**GIVEN RECORDS:**
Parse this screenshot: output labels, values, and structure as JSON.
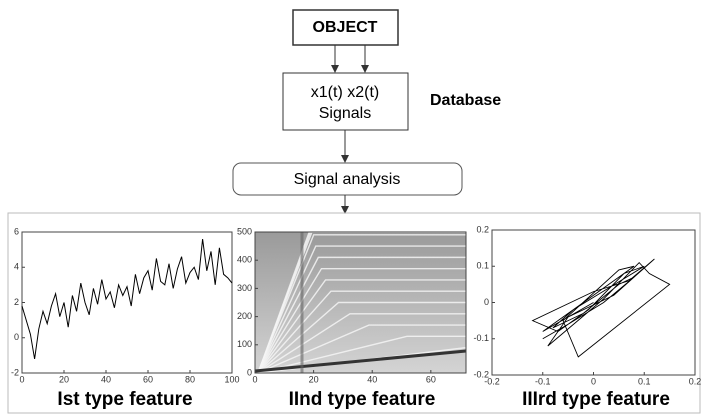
{
  "diagram": {
    "object": "OBJECT",
    "signals": [
      "x1(t) x2(t)",
      "Signals"
    ],
    "database": "Database",
    "analysis": "Signal analysis"
  },
  "chart_data": [
    {
      "type": "line",
      "title": "Ist type feature",
      "color": "#000000",
      "x": [
        0,
        2,
        4,
        6,
        8,
        10,
        12,
        14,
        16,
        18,
        20,
        22,
        24,
        26,
        28,
        30,
        32,
        34,
        36,
        38,
        40,
        42,
        44,
        46,
        48,
        50,
        52,
        54,
        56,
        58,
        60,
        62,
        64,
        66,
        68,
        70,
        72,
        74,
        76,
        78,
        80,
        82,
        84,
        86,
        88,
        90,
        92,
        94,
        96,
        98,
        100
      ],
      "values": [
        1.8,
        1.0,
        0.2,
        -1.2,
        0.5,
        1.5,
        0.8,
        1.8,
        2.5,
        1.2,
        2.0,
        0.6,
        2.4,
        1.5,
        3.1,
        2.0,
        1.3,
        2.8,
        1.9,
        3.3,
        2.2,
        2.6,
        1.7,
        3.0,
        2.4,
        2.9,
        1.8,
        3.6,
        2.5,
        3.4,
        3.8,
        2.7,
        4.5,
        3.2,
        3.0,
        4.2,
        2.8,
        3.9,
        4.6,
        3.1,
        3.7,
        4.0,
        3.3,
        5.6,
        3.8,
        4.9,
        3.0,
        5.1,
        3.6,
        3.4,
        3.1
      ],
      "xlim": [
        0,
        100
      ],
      "ylim": [
        -2,
        6
      ],
      "xticks": [
        0,
        20,
        40,
        60,
        80,
        100
      ],
      "yticks": [
        -2,
        0,
        2,
        4,
        6
      ]
    },
    {
      "type": "image",
      "title": "IInd type feature",
      "xlim": [
        0,
        72
      ],
      "ylim": [
        0,
        500
      ],
      "xticks": [
        0,
        20,
        40,
        60
      ],
      "yticks": [
        0,
        100,
        200,
        300,
        400,
        500
      ]
    },
    {
      "type": "phase",
      "title": "IIIrd type feature",
      "color": "#000000",
      "x": [
        -0.1,
        -0.05,
        0.02,
        0.08,
        0.05,
        -0.02,
        -0.08,
        -0.04,
        0.03,
        0.1,
        0.06,
        -0.01,
        -0.07,
        -0.12,
        0.0,
        0.07,
        0.12,
        0.04,
        -0.05,
        -0.09,
        0.02,
        0.09,
        0.11,
        0.15,
        -0.03,
        -0.06,
        0.05,
        0.08,
        -0.1,
        0.0
      ],
      "y": [
        -0.1,
        -0.06,
        0.0,
        0.07,
        0.05,
        -0.03,
        -0.07,
        -0.02,
        0.04,
        0.1,
        0.08,
        -0.02,
        -0.08,
        -0.05,
        0.03,
        0.06,
        0.12,
        0.02,
        -0.04,
        -0.12,
        0.01,
        0.11,
        0.08,
        0.05,
        -0.15,
        -0.05,
        0.09,
        0.1,
        -0.08,
        0.0
      ],
      "xlim": [
        -0.2,
        0.2
      ],
      "ylim": [
        -0.2,
        0.2
      ],
      "xticks": [
        -0.2,
        -0.1,
        0,
        0.1,
        0.2
      ],
      "yticks": [
        -0.2,
        -0.1,
        0,
        0.1,
        0.2
      ]
    }
  ]
}
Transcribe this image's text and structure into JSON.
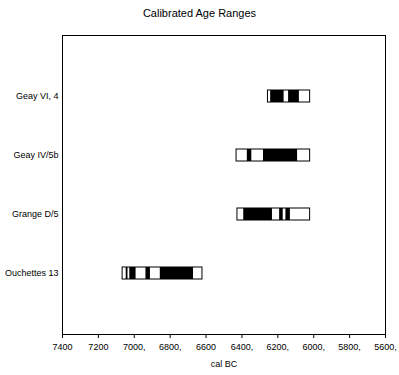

**PROBLEM STATEMENT:** Each record must be quoted in full and exactly. Do not include the pictures.

**RESULT OF THIS EXERCISE:**
Parse this screenshot: output labels, values, and structure as JSON.
{
  "diagram": {
    "object": "OBJECT",
    "signals": [
      "x1(t) x2(t)",
      "Signals"
    ],
    "database": "Database",
    "analysis": "Signal analysis"
  },
  "chart_data": [
    {
      "type": "line",
      "title": "Ist type feature",
      "color": "#000000",
      "x": [
        0,
        2,
        4,
        6,
        8,
        10,
        12,
        14,
        16,
        18,
        20,
        22,
        24,
        26,
        28,
        30,
        32,
        34,
        36,
        38,
        40,
        42,
        44,
        46,
        48,
        50,
        52,
        54,
        56,
        58,
        60,
        62,
        64,
        66,
        68,
        70,
        72,
        74,
        76,
        78,
        80,
        82,
        84,
        86,
        88,
        90,
        92,
        94,
        96,
        98,
        100
      ],
      "values": [
        1.8,
        1.0,
        0.2,
        -1.2,
        0.5,
        1.5,
        0.8,
        1.8,
        2.5,
        1.2,
        2.0,
        0.6,
        2.4,
        1.5,
        3.1,
        2.0,
        1.3,
        2.8,
        1.9,
        3.3,
        2.2,
        2.6,
        1.7,
        3.0,
        2.4,
        2.9,
        1.8,
        3.6,
        2.5,
        3.4,
        3.8,
        2.7,
        4.5,
        3.2,
        3.0,
        4.2,
        2.8,
        3.9,
        4.6,
        3.1,
        3.7,
        4.0,
        3.3,
        5.6,
        3.8,
        4.9,
        3.0,
        5.1,
        3.6,
        3.4,
        3.1
      ],
      "xlim": [
        0,
        100
      ],
      "ylim": [
        -2,
        6
      ],
      "xticks": [
        0,
        20,
        40,
        60,
        80,
        100
      ],
      "yticks": [
        -2,
        0,
        2,
        4,
        6
      ]
    },
    {
      "type": "image",
      "title": "IInd type feature",
      "xlim": [
        0,
        72
      ],
      "ylim": [
        0,
        500
      ],
      "xticks": [
        0,
        20,
        40,
        60
      ],
      "yticks": [
        0,
        100,
        200,
        300,
        400,
        500
      ]
    },
    {
      "type": "phase",
      "title": "IIIrd type feature",
      "color": "#000000",
      "x": [
        -0.1,
        -0.05,
        0.02,
        0.08,
        0.05,
        -0.02,
        -0.08,
        -0.04,
        0.03,
        0.1,
        0.06,
        -0.01,
        -0.07,
        -0.12,
        0.0,
        0.07,
        0.12,
        0.04,
        -0.05,
        -0.09,
        0.02,
        0.09,
        0.11,
        0.15,
        -0.03,
        -0.06,
        0.05,
        0.08,
        -0.1,
        0.0
      ],
      "y": [
        -0.1,
        -0.06,
        0.0,
        0.07,
        0.05,
        -0.03,
        -0.07,
        -0.02,
        0.04,
        0.1,
        0.08,
        -0.02,
        -0.08,
        -0.05,
        0.03,
        0.06,
        0.12,
        0.02,
        -0.04,
        -0.12,
        0.01,
        0.11,
        0.08,
        0.05,
        -0.15,
        -0.05,
        0.09,
        0.1,
        -0.08,
        0.0
      ],
      "xlim": [
        -0.2,
        0.2
      ],
      "ylim": [
        -0.2,
        0.2
      ],
      "xticks": [
        -0.2,
        -0.1,
        0,
        0.1,
        0.2
      ],
      "yticks": [
        -0.2,
        -0.1,
        0,
        0.1,
        0.2
      ]
    }
  ]
}
Transcribe this image's text and structure into JSON.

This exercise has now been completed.